TASK STATEMENT: All the data below goes into the copy word for word, but the pictures don't.

START DATASET EXTRACT

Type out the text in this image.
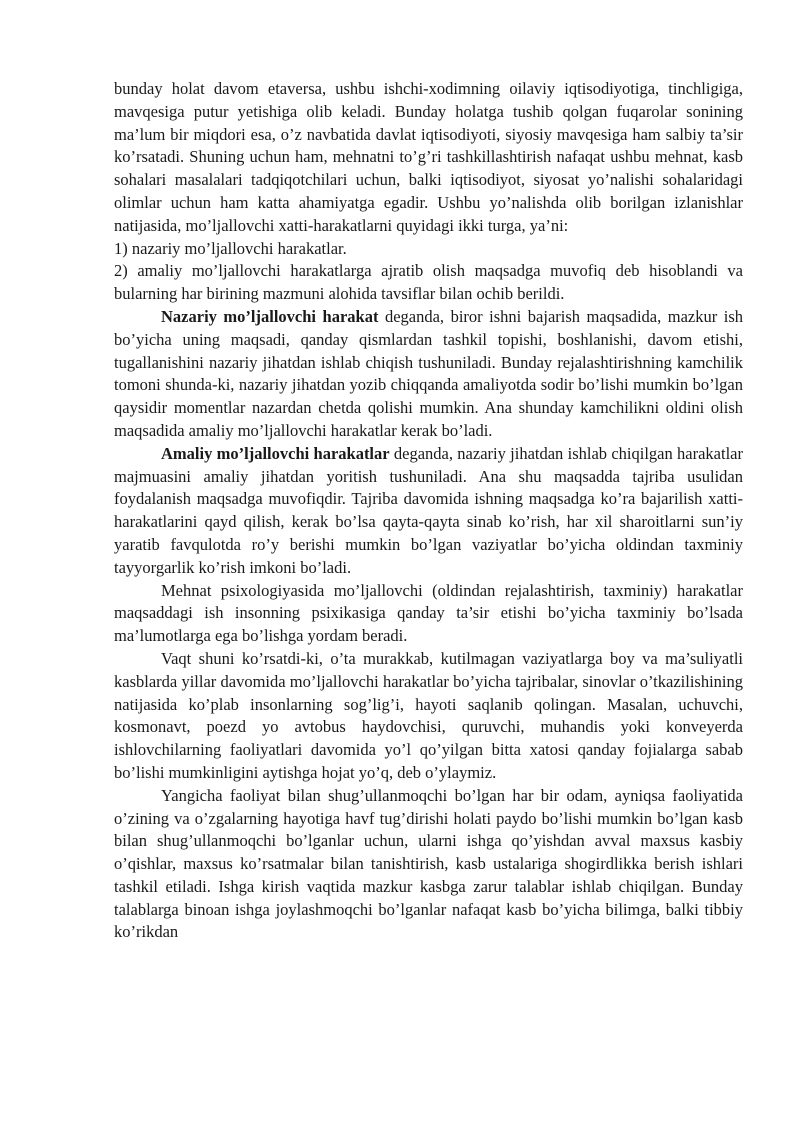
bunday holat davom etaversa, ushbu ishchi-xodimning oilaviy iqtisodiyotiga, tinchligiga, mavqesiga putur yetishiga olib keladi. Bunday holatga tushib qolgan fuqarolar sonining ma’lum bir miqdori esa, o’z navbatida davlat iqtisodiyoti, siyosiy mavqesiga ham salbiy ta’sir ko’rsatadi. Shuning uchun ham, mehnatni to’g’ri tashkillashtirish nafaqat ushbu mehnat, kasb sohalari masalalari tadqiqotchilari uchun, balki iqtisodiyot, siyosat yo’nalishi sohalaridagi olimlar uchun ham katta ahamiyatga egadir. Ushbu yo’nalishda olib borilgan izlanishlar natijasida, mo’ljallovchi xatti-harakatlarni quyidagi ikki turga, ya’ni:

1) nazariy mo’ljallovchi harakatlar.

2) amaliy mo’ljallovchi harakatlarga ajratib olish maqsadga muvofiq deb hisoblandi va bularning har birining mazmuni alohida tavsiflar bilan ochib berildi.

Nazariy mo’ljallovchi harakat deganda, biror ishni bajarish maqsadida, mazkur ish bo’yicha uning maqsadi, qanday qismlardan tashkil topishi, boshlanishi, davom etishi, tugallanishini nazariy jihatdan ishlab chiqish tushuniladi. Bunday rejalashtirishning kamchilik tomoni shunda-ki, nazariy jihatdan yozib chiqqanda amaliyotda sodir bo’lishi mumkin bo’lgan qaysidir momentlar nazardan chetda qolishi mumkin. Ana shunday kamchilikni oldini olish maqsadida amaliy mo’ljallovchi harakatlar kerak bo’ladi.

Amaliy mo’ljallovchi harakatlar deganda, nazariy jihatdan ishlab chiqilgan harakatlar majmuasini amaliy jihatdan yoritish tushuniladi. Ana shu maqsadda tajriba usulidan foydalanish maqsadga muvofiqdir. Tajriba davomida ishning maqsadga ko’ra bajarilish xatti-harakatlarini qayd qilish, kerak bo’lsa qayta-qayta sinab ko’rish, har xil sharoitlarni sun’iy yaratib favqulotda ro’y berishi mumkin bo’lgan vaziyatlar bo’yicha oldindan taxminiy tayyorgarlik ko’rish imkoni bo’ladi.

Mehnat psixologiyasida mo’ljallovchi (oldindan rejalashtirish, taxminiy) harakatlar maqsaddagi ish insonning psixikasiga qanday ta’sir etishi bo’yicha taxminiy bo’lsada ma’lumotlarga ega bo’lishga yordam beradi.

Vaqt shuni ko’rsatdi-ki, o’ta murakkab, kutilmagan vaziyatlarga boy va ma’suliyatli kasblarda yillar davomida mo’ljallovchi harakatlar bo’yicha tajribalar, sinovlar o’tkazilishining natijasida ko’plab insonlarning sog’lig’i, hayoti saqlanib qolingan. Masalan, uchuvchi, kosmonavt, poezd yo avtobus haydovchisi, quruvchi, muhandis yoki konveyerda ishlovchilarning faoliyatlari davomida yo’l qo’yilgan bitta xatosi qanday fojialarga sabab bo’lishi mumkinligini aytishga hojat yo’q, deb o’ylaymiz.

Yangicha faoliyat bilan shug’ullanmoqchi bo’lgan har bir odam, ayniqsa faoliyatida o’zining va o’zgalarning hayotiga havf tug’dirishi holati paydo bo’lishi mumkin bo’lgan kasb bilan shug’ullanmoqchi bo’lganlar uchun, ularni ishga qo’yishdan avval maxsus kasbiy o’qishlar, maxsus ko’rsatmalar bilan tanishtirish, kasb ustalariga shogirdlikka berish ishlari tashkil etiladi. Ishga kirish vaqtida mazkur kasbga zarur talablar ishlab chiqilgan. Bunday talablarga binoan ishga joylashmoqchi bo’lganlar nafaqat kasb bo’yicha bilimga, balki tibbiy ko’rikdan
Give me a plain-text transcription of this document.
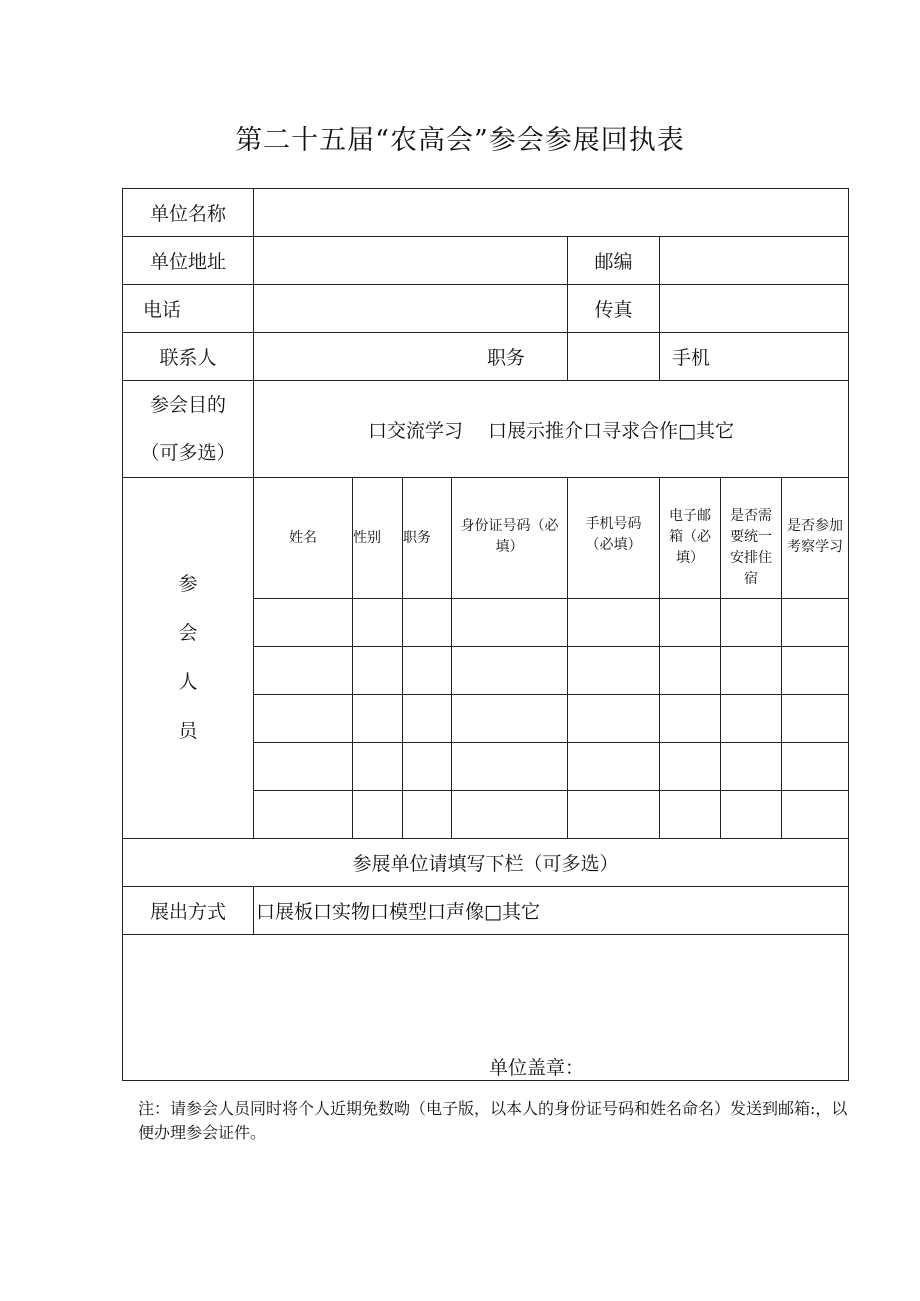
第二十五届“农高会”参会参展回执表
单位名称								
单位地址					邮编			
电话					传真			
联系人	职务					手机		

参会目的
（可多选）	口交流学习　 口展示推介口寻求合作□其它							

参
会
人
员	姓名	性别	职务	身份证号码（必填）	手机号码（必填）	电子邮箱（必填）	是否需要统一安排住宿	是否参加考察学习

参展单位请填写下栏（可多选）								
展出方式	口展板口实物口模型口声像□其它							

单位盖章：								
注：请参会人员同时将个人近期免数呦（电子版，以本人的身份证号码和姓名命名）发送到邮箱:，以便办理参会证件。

END DATASET EXTRACT

ANSWER FOR THIS EXERCISE:
Type out the text in this image.
bunday holat davom etaversa, ushbu ishchi-xodimning oilaviy iqtisodiyotiga, tinchligiga, mavqesiga putur yetishiga olib keladi. Bunday holatga tushib qolgan fuqarolar sonining ma’lum bir miqdori esa, o’z navbatida davlat iqtisodiyoti, siyosiy mavqesiga ham salbiy ta’sir ko’rsatadi. Shuning uchun ham, mehnatni to’g’ri tashkillashtirish nafaqat ushbu mehnat, kasb sohalari masalalari tadqiqotchilari uchun, balki iqtisodiyot, siyosat yo’nalishi sohalaridagi olimlar uchun ham katta ahamiyatga egadir. Ushbu yo’nalishda olib borilgan izlanishlar natijasida, mo’ljallovchi xatti-harakatlarni quyidagi ikki turga, ya’ni:

1) nazariy mo’ljallovchi harakatlar.

2) amaliy mo’ljallovchi harakatlarga ajratib olish maqsadga muvofiq deb hisoblandi va bularning har birining mazmuni alohida tavsiflar bilan ochib berildi.

Nazariy mo’ljallovchi harakat deganda, biror ishni bajarish maqsadida, mazkur ish bo’yicha uning maqsadi, qanday qismlardan tashkil topishi, boshlanishi, davom etishi, tugallanishini nazariy jihatdan ishlab chiqish tushuniladi. Bunday rejalashtirishning kamchilik tomoni shunda-ki, nazariy jihatdan yozib chiqqanda amaliyotda sodir bo’lishi mumkin bo’lgan qaysidir momentlar nazardan chetda qolishi mumkin. Ana shunday kamchilikni oldini olish maqsadida amaliy mo’ljallovchi harakatlar kerak bo’ladi.

Amaliy mo’ljallovchi harakatlar deganda, nazariy jihatdan ishlab chiqilgan harakatlar majmuasini amaliy jihatdan yoritish tushuniladi. Ana shu maqsadda tajriba usulidan foydalanish maqsadga muvofiqdir. Tajriba davomida ishning maqsadga ko’ra bajarilish xatti-harakatlarini qayd qilish, kerak bo’lsa qayta-qayta sinab ko’rish, har xil sharoitlarni sun’iy yaratib favqulotda ro’y berishi mumkin bo’lgan vaziyatlar bo’yicha oldindan taxminiy tayyorgarlik ko’rish imkoni bo’ladi.

Mehnat psixologiyasida mo’ljallovchi (oldindan rejalashtirish, taxminiy) harakatlar maqsaddagi ish insonning psixikasiga qanday ta’sir etishi bo’yicha taxminiy bo’lsada ma’lumotlarga ega bo’lishga yordam beradi.

Vaqt shuni ko’rsatdi-ki, o’ta murakkab, kutilmagan vaziyatlarga boy va ma’suliyatli kasblarda yillar davomida mo’ljallovchi harakatlar bo’yicha tajribalar, sinovlar o’tkazilishining natijasida ko’plab insonlarning sog’lig’i, hayoti saqlanib qolingan. Masalan, uchuvchi, kosmonavt, poezd yo avtobus haydovchisi, quruvchi, muhandis yoki konveyerda ishlovchilarning faoliyatlari davomida yo’l qo’yilgan bitta xatosi qanday fojialarga sabab bo’lishi mumkinligini aytishga hojat yo’q, deb o’ylaymiz.

Yangicha faoliyat bilan shug’ullanmoqchi bo’lgan har bir odam, ayniqsa faoliyatida o’zining va o’zgalarning hayotiga havf tug’dirishi holati paydo bo’lishi mumkin bo’lgan kasb bilan shug’ullanmoqchi bo’lganlar uchun, ularni ishga qo’yishdan avval maxsus kasbiy o’qishlar, maxsus ko’rsatmalar bilan tanishtirish, kasb ustalariga shogirdlikka berish ishlari tashkil etiladi. Ishga kirish vaqtida mazkur kasbga zarur talablar ishlab chiqilgan. Bunday talablarga binoan ishga joylashmoqchi bo’lganlar nafaqat kasb bo’yicha bilimga, balki tibbiy ko’rikdan
Give me a plain-text transcription of this document.
第二十五届“农高会”参会参展回执表
单位名称								
单位地址					邮编			
电话					传真			
联系人	职务					手机		

参会目的
（可多选）	口交流学习　 口展示推介口寻求合作□其它							

参
会
人
员	姓名	性别	职务	身份证号码（必填）	手机号码（必填）	电子邮箱（必填）	是否需要统一安排住宿	是否参加考察学习

参展单位请填写下栏（可多选）								
展出方式	口展板口实物口模型口声像□其它							

单位盖章：								
注：请参会人员同时将个人近期免数呦（电子版，以本人的身份证号码和姓名命名）发送到邮箱:，以便办理参会证件。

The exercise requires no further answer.